_Assignment_
Search the data for the string "phone", and report each line where it is found.

***** Provided data *****

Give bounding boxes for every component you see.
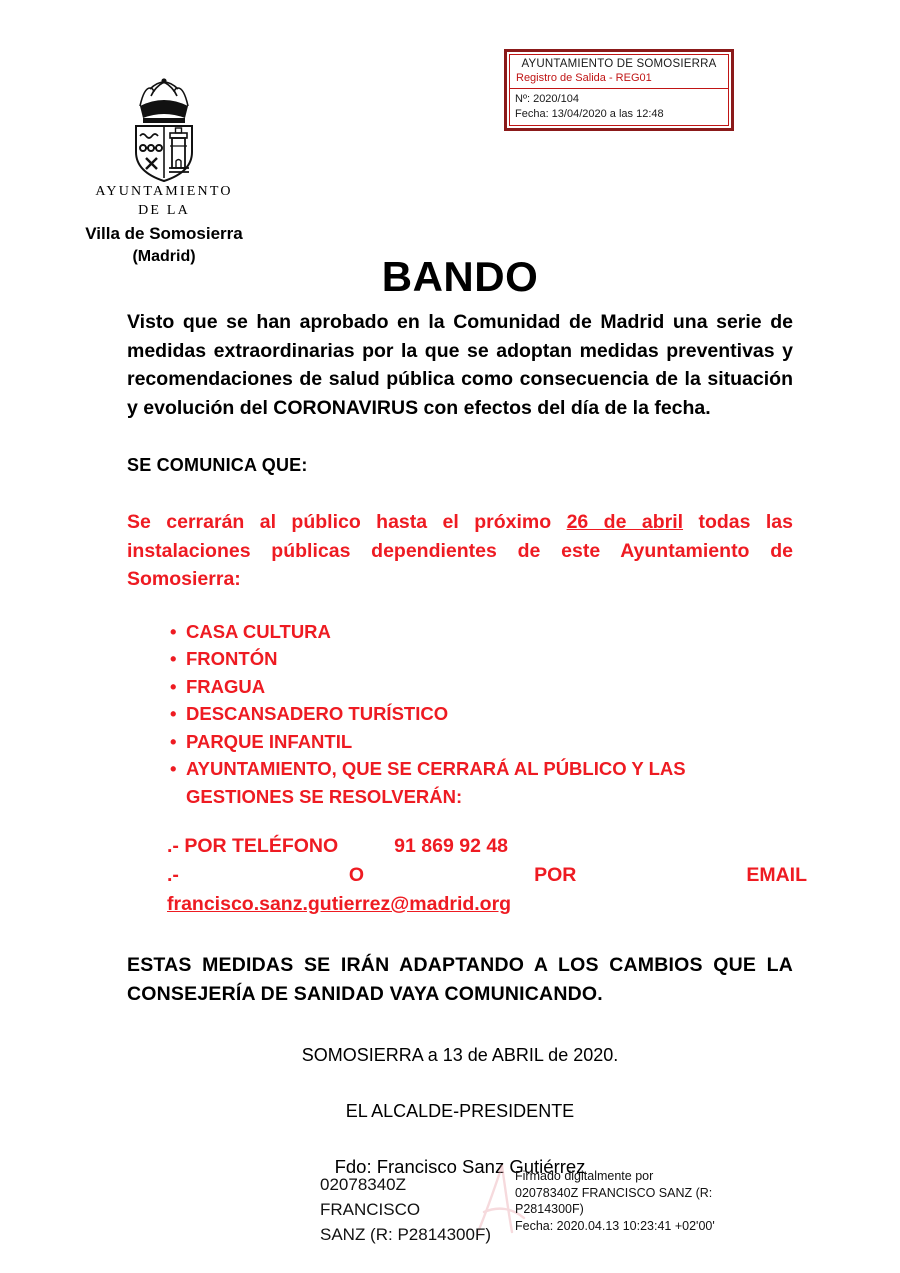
- coat-of-arms-icon: [126, 78, 202, 182]
- digital-signature-block: [320, 1168, 820, 1244]
- registry-stamp-details: [510, 89, 728, 125]
- closed-facilities-list: [127, 618, 793, 811]
- facility-name: PARQUE INFANTIL: [186, 730, 353, 752]
- list-item: [170, 673, 793, 701]
- closure-paragraph: [127, 508, 793, 594]
- signature-detail-line2: 02078340Z FRANCISCO SANZ (R:: [515, 1185, 713, 1200]
- closure-text-after: todas las instalaciones públicas dependientes de este Ayuntamiento de Somosierra:: [127, 511, 793, 590]
- signature-details: [515, 1168, 815, 1234]
- list-item: [170, 645, 793, 673]
- facility-name: CASA CULTURA: [186, 620, 331, 642]
- signature-detail-line3: P2814300F): [515, 1202, 584, 1216]
- registry-stamp-header: [510, 55, 728, 89]
- signed-by: Fdo: Francisco Sanz Gutiérrez: [334, 1156, 586, 1177]
- facility-name: AYUNTAMIENTO, QUE SE CERRARÁ AL PÚBLICO Y LAS GESTIONES SE RESOLVERÁN:: [186, 758, 686, 807]
- list-item: [170, 700, 793, 728]
- email-word-email: EMAIL: [746, 864, 807, 886]
- list-item: [170, 755, 793, 810]
- email-word-por: POR: [534, 864, 577, 886]
- page-title: BANDO: [381, 253, 539, 300]
- phone-number[interactable]: 91 869 92 48: [394, 835, 509, 857]
- bullet-icon: •: [170, 620, 177, 642]
- closure-date: 26 de abril: [566, 511, 684, 533]
- closure-text-before: Se cerrarán al público hasta el próximo: [127, 511, 567, 533]
- signer-role: EL ALCALDE-PRESIDENTE: [345, 1101, 575, 1121]
- signature-cn-line2: SANZ (R: P2814300F): [320, 1225, 492, 1244]
- letterhead-province: (Madrid): [132, 248, 196, 265]
- facility-name: DESCANSADERO TURÍSTICO: [186, 703, 449, 724]
- letterhead: [48, 78, 280, 268]
- contact-block: [127, 832, 807, 919]
- list-item: [170, 618, 793, 646]
- facility-name: FRAGUA: [186, 675, 266, 697]
- bullet-icon: •: [170, 648, 177, 669]
- stamp-register-type: Registro de Salida - REG01: [516, 72, 652, 84]
- signature-cn-line1: 02078340Z FRANCISCO: [320, 1175, 421, 1219]
- place-and-date: SOMOSIERRA a 13 de ABRIL de 2020.: [301, 1045, 619, 1065]
- registry-stamp: [504, 49, 734, 131]
- email-word-or: O: [348, 864, 365, 886]
- phone-label: .- POR TELÉFONO: [167, 835, 339, 857]
- registry-stamp-frame: [509, 54, 729, 126]
- document-body: [127, 252, 807, 1180]
- contact-email-row: [167, 861, 807, 890]
- bullet-icon: •: [170, 758, 177, 779]
- announcement-heading: SE COMUNICA QUE:: [127, 455, 308, 475]
- intro-paragraph: Visto que se han aprobado en la Comunidad de Madrid una serie de medidas extraordinarias por la que se adoptan medidas preventivas y recomendaciones de salud pública como consecuencia de la situación y evolución del CORONAVIRUS con efectos del día de la fecha.: [127, 311, 793, 419]
- stamp-number: Nº: 2020/104: [515, 93, 579, 105]
- contact-phone-row: [167, 832, 793, 861]
- final-note-paragraph: ESTAS MEDIDAS SE IRÁN ADAPTANDO A LOS CAMBIOS QUE LA CONSEJERÍA DE SANIDAD VAYA COMUNICANDO.: [127, 954, 793, 1005]
- letterhead-line-ayuntamiento: AYUNTAMIENTO: [95, 184, 233, 199]
- bullet-icon: •: [170, 730, 177, 752]
- bullet-icon: •: [170, 703, 177, 724]
- bullet-icon: •: [170, 675, 177, 697]
- email-address[interactable]: francisco.sanz.gutierrez@madrid.org: [167, 893, 512, 915]
- letterhead-municipality: Villa de Somosierra: [85, 224, 243, 243]
- signature-detail-line4: Fecha: 2020.04.13 10:23:41 +02'00': [515, 1218, 715, 1233]
- stamp-date: Fecha: 13/04/2020 a las 12:48: [515, 107, 664, 120]
- email-prefix: .-: [167, 864, 179, 886]
- signature-detail-line1: Firmado digitalmente por: [515, 1169, 654, 1183]
- facility-name: FRONTÓN: [186, 648, 278, 669]
- list-item: [170, 728, 793, 756]
- stamp-organization: AYUNTAMIENTO DE SOMOSIERRA: [521, 58, 717, 70]
- signature-certificate-name: [320, 1172, 510, 1247]
- letterhead-line-dela: DE LA: [138, 203, 190, 218]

*****

_Exercise result_
- phone-number[interactable]: 91 869 92 48: [394, 835, 509, 857]
- phone-label: .- POR TELÉFONO: [167, 835, 339, 857]
- contact-phone-row: [167, 832, 793, 861]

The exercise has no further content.